Task instructions: Omit every picture and return the rest of the data unaltered.

Listed records start

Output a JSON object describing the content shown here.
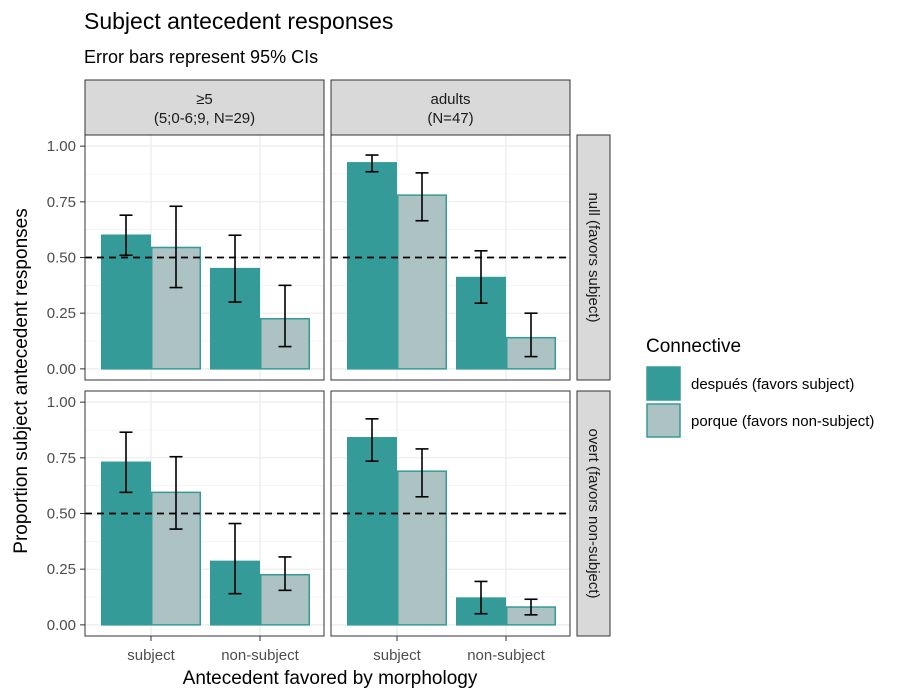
{
  "chart_data": {
    "type": "bar",
    "title": "Subject antecedent responses",
    "subtitle": "Error bars represent 95% CIs",
    "xlabel": "Antecedent favored by morphology",
    "ylabel": "Proportion subject antecedent responses",
    "ylim": [
      0,
      1
    ],
    "y_ticks": [
      "0.00",
      "0.25",
      "0.50",
      "0.75",
      "1.00"
    ],
    "categories": [
      "subject",
      "non-subject"
    ],
    "reference_line": 0.5,
    "grid": true,
    "legend": {
      "title": "Connective",
      "placement": "right",
      "items": [
        {
          "label": "después (favors subject)",
          "color": "#359b98"
        },
        {
          "label": "porque (favors non-subject)",
          "color": "#adc2c2"
        }
      ]
    },
    "column_facets": [
      {
        "line1": "≥5",
        "line2": "(5;0-6;9, N=29)"
      },
      {
        "line1": "adults",
        "line2": "(N=47)"
      }
    ],
    "row_facets": [
      "null (favors subject)",
      "overt (favors non-subject)"
    ],
    "panels": [
      {
        "column": 0,
        "row": 0,
        "series": [
          {
            "connective": "después (favors subject)",
            "values": [
              0.6,
              0.45
            ],
            "ci_low": [
              0.51,
              0.3
            ],
            "ci_high": [
              0.69,
              0.6
            ]
          },
          {
            "connective": "porque (favors non-subject)",
            "values": [
              0.545,
              0.225
            ],
            "ci_low": [
              0.365,
              0.1
            ],
            "ci_high": [
              0.73,
              0.375
            ]
          }
        ]
      },
      {
        "column": 1,
        "row": 0,
        "series": [
          {
            "connective": "después (favors subject)",
            "values": [
              0.925,
              0.41
            ],
            "ci_low": [
              0.885,
              0.295
            ],
            "ci_high": [
              0.96,
              0.53
            ]
          },
          {
            "connective": "porque (favors non-subject)",
            "values": [
              0.78,
              0.14
            ],
            "ci_low": [
              0.665,
              0.055
            ],
            "ci_high": [
              0.88,
              0.25
            ]
          }
        ]
      },
      {
        "column": 0,
        "row": 1,
        "series": [
          {
            "connective": "después (favors subject)",
            "values": [
              0.73,
              0.285
            ],
            "ci_low": [
              0.595,
              0.14
            ],
            "ci_high": [
              0.865,
              0.455
            ]
          },
          {
            "connective": "porque (favors non-subject)",
            "values": [
              0.595,
              0.225
            ],
            "ci_low": [
              0.43,
              0.155
            ],
            "ci_high": [
              0.755,
              0.305
            ]
          }
        ]
      },
      {
        "column": 1,
        "row": 1,
        "series": [
          {
            "connective": "después (favors subject)",
            "values": [
              0.84,
              0.12
            ],
            "ci_low": [
              0.735,
              0.05
            ],
            "ci_high": [
              0.925,
              0.195
            ]
          },
          {
            "connective": "porque (favors non-subject)",
            "values": [
              0.69,
              0.08
            ],
            "ci_low": [
              0.575,
              0.045
            ],
            "ci_high": [
              0.79,
              0.115
            ]
          }
        ]
      }
    ]
  }
}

Listed records end

Result for this exercise:
Output a JSON object describing the content shown here.
{
  "chart_data": {
    "type": "bar",
    "title": "Subject antecedent responses",
    "subtitle": "Error bars represent 95% CIs",
    "xlabel": "Antecedent favored by morphology",
    "ylabel": "Proportion subject antecedent responses",
    "ylim": [
      0,
      1
    ],
    "y_ticks": [
      "0.00",
      "0.25",
      "0.50",
      "0.75",
      "1.00"
    ],
    "categories": [
      "subject",
      "non-subject"
    ],
    "reference_line": 0.5,
    "grid": true,
    "legend": {
      "title": "Connective",
      "placement": "right",
      "items": [
        {
          "label": "después (favors subject)",
          "color": "#359b98"
        },
        {
          "label": "porque (favors non-subject)",
          "color": "#adc2c2"
        }
      ]
    },
    "column_facets": [
      {
        "line1": "≥5",
        "line2": "(5;0-6;9, N=29)"
      },
      {
        "line1": "adults",
        "line2": "(N=47)"
      }
    ],
    "row_facets": [
      "null (favors subject)",
      "overt (favors non-subject)"
    ],
    "panels": [
      {
        "column": 0,
        "row": 0,
        "series": [
          {
            "connective": "después (favors subject)",
            "values": [
              0.6,
              0.45
            ],
            "ci_low": [
              0.51,
              0.3
            ],
            "ci_high": [
              0.69,
              0.6
            ]
          },
          {
            "connective": "porque (favors non-subject)",
            "values": [
              0.545,
              0.225
            ],
            "ci_low": [
              0.365,
              0.1
            ],
            "ci_high": [
              0.73,
              0.375
            ]
          }
        ]
      },
      {
        "column": 1,
        "row": 0,
        "series": [
          {
            "connective": "después (favors subject)",
            "values": [
              0.925,
              0.41
            ],
            "ci_low": [
              0.885,
              0.295
            ],
            "ci_high": [
              0.96,
              0.53
            ]
          },
          {
            "connective": "porque (favors non-subject)",
            "values": [
              0.78,
              0.14
            ],
            "ci_low": [
              0.665,
              0.055
            ],
            "ci_high": [
              0.88,
              0.25
            ]
          }
        ]
      },
      {
        "column": 0,
        "row": 1,
        "series": [
          {
            "connective": "después (favors subject)",
            "values": [
              0.73,
              0.285
            ],
            "ci_low": [
              0.595,
              0.14
            ],
            "ci_high": [
              0.865,
              0.455
            ]
          },
          {
            "connective": "porque (favors non-subject)",
            "values": [
              0.595,
              0.225
            ],
            "ci_low": [
              0.43,
              0.155
            ],
            "ci_high": [
              0.755,
              0.305
            ]
          }
        ]
      },
      {
        "column": 1,
        "row": 1,
        "series": [
          {
            "connective": "después (favors subject)",
            "values": [
              0.84,
              0.12
            ],
            "ci_low": [
              0.735,
              0.05
            ],
            "ci_high": [
              0.925,
              0.195
            ]
          },
          {
            "connective": "porque (favors non-subject)",
            "values": [
              0.69,
              0.08
            ],
            "ci_low": [
              0.575,
              0.045
            ],
            "ci_high": [
              0.79,
              0.115
            ]
          }
        ]
      }
    ]
  }
}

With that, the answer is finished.